## BEGIN Records to process

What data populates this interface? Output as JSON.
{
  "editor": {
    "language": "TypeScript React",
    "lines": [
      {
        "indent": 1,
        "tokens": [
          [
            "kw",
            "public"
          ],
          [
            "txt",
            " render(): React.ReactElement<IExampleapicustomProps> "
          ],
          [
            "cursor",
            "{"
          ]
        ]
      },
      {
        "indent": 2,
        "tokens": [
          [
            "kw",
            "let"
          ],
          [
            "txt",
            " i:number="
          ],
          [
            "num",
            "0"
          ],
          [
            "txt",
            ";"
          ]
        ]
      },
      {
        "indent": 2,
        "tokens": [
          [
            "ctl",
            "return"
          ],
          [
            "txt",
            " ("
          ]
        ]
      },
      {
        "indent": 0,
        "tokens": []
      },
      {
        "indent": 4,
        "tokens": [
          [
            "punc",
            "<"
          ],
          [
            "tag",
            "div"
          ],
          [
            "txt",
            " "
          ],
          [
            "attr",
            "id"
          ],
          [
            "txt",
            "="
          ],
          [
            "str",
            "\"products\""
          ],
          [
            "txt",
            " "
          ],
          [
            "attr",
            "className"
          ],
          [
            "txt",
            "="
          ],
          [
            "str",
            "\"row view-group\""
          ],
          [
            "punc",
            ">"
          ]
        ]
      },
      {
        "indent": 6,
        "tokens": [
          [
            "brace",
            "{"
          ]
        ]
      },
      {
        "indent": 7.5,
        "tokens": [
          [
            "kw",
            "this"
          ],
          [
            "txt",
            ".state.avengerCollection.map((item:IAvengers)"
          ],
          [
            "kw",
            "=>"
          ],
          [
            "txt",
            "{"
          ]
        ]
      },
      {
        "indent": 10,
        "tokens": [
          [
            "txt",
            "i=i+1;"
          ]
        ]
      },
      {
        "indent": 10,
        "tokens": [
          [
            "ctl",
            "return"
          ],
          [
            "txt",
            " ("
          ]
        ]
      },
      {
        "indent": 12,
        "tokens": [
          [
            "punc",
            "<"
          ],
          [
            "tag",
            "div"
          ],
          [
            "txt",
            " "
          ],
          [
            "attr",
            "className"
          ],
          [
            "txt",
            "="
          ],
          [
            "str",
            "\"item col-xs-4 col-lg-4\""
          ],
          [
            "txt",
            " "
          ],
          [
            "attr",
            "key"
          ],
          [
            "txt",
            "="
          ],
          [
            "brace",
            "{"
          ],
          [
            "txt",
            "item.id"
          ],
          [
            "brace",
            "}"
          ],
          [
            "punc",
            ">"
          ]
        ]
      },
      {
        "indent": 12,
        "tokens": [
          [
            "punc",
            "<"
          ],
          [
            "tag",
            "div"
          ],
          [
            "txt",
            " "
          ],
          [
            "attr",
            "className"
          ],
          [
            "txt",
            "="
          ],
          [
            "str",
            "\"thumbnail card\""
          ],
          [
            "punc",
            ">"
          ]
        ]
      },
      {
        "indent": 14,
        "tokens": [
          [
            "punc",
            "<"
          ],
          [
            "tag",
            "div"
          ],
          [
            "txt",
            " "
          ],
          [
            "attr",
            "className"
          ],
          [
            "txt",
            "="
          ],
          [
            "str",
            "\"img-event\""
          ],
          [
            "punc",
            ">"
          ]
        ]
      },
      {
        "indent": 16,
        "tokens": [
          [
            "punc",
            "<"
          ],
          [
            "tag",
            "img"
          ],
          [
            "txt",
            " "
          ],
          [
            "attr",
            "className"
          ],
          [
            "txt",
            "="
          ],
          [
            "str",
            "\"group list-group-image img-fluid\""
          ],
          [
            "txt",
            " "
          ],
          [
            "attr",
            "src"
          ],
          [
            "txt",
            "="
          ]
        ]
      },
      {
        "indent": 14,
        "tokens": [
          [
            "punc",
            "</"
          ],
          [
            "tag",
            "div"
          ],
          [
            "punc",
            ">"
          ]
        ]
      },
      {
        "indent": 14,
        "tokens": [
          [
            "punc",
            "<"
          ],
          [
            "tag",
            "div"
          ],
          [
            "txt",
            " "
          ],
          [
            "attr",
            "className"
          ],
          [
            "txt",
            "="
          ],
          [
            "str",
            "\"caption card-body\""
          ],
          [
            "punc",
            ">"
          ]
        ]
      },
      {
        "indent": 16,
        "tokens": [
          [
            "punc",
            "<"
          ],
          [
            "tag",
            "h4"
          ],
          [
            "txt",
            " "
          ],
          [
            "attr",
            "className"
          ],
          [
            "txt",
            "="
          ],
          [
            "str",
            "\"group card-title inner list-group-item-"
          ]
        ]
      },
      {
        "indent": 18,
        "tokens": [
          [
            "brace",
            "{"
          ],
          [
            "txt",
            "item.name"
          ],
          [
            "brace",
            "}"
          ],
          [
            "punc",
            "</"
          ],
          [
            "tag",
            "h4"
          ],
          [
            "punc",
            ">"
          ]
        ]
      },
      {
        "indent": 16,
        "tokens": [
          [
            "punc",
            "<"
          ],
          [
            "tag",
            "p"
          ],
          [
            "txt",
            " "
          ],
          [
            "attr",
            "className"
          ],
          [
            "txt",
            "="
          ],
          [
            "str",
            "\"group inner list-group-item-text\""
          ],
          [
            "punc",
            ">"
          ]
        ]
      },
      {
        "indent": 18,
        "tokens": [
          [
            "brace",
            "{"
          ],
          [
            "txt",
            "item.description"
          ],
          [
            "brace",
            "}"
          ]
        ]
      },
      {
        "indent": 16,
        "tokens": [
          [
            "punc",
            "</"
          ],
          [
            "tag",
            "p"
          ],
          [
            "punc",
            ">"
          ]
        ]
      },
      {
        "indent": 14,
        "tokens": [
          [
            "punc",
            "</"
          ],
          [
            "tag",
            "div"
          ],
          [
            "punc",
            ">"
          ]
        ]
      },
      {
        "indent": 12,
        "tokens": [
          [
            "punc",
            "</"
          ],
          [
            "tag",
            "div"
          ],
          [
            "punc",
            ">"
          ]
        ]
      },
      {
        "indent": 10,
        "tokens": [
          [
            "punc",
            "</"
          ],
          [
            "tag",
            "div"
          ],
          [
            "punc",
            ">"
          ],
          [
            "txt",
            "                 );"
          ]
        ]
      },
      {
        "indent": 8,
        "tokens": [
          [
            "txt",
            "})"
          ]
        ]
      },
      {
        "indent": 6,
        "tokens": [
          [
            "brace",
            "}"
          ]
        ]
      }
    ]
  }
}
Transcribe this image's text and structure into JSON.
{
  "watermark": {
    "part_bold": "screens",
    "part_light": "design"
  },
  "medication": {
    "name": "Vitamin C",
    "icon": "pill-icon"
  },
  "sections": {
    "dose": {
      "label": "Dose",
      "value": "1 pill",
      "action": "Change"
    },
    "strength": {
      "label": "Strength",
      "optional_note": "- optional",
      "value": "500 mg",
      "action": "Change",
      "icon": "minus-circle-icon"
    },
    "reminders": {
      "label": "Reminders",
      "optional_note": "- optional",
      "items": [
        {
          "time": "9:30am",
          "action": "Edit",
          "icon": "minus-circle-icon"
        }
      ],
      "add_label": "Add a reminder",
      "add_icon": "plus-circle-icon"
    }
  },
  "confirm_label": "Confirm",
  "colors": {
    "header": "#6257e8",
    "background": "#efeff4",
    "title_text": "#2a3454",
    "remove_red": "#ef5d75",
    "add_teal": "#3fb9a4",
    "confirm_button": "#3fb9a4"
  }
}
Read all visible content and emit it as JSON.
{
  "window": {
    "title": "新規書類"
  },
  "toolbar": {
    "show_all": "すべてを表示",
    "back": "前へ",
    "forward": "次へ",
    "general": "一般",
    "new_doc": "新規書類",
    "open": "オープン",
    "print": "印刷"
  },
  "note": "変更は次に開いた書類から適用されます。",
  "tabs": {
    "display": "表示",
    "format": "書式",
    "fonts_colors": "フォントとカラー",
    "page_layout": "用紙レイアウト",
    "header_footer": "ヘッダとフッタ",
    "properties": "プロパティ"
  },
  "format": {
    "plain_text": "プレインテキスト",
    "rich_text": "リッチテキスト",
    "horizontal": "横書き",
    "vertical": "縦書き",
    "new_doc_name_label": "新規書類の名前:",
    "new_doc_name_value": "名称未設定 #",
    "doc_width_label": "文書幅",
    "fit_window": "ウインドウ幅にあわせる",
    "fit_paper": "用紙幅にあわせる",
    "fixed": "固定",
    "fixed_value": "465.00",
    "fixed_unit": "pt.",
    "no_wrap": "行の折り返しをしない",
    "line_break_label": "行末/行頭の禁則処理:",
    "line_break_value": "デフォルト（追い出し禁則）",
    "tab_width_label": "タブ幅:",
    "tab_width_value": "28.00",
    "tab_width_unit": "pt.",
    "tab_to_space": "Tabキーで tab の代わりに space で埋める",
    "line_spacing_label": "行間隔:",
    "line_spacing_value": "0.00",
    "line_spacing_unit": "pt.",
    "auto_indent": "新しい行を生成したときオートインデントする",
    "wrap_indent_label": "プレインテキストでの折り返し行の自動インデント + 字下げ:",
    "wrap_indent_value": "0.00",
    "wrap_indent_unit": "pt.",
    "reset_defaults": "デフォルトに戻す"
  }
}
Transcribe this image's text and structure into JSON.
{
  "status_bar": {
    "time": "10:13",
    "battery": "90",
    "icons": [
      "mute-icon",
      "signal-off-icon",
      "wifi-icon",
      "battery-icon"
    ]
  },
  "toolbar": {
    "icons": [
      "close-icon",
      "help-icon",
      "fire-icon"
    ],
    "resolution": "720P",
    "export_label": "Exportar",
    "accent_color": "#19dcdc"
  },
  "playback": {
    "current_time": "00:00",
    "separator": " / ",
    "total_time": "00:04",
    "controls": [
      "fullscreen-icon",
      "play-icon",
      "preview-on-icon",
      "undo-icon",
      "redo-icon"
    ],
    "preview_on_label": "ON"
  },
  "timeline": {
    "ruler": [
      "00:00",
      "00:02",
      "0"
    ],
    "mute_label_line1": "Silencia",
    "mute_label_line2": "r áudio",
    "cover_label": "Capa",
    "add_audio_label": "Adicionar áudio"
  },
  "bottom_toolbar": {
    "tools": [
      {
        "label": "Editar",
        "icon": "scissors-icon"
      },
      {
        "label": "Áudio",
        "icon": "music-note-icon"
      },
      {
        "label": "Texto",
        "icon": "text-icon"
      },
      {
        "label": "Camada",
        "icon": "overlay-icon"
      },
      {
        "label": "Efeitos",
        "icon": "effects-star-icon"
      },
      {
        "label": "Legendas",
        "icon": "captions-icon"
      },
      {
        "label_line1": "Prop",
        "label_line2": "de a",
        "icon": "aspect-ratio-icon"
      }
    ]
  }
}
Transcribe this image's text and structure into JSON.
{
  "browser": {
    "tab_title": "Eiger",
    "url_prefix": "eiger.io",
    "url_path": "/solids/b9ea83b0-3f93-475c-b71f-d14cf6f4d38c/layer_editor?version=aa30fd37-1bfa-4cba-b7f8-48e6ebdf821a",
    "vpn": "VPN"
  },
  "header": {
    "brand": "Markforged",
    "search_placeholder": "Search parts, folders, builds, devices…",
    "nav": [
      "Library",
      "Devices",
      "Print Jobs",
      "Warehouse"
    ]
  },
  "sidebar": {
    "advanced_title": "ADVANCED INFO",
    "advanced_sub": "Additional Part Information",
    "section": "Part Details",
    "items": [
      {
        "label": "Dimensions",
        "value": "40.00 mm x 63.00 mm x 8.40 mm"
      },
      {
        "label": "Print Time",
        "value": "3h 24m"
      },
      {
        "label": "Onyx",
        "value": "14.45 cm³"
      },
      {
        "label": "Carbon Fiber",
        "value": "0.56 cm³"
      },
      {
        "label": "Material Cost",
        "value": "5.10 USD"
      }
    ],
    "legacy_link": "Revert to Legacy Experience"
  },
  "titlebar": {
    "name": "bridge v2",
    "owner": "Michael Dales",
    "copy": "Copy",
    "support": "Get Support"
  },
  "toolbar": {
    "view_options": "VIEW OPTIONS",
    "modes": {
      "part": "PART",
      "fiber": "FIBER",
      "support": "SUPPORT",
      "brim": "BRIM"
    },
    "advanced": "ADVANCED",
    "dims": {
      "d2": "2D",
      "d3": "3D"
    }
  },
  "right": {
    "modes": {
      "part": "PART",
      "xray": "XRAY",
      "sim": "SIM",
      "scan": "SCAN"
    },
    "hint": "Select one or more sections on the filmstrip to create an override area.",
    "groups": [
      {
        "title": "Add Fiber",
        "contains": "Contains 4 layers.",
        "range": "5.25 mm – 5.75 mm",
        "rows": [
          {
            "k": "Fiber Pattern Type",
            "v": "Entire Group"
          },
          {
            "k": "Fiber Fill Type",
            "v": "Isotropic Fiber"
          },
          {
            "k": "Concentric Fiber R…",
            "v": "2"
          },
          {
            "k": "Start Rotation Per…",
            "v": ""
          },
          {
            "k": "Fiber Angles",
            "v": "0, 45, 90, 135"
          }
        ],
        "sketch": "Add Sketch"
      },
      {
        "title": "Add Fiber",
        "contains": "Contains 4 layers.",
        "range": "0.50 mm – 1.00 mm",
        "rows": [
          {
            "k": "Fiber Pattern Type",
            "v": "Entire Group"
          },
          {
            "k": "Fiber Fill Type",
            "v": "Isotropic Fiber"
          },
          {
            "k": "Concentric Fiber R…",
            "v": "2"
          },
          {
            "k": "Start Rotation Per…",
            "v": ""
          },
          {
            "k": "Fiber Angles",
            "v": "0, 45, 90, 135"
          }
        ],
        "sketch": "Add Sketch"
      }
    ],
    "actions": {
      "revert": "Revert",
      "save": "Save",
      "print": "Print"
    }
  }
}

## END Records to process

Reproduce every line from the entries that holds the word "Revert".

    "legacy_link": "Revert to Legacy Experience"
      "revert": "Revert",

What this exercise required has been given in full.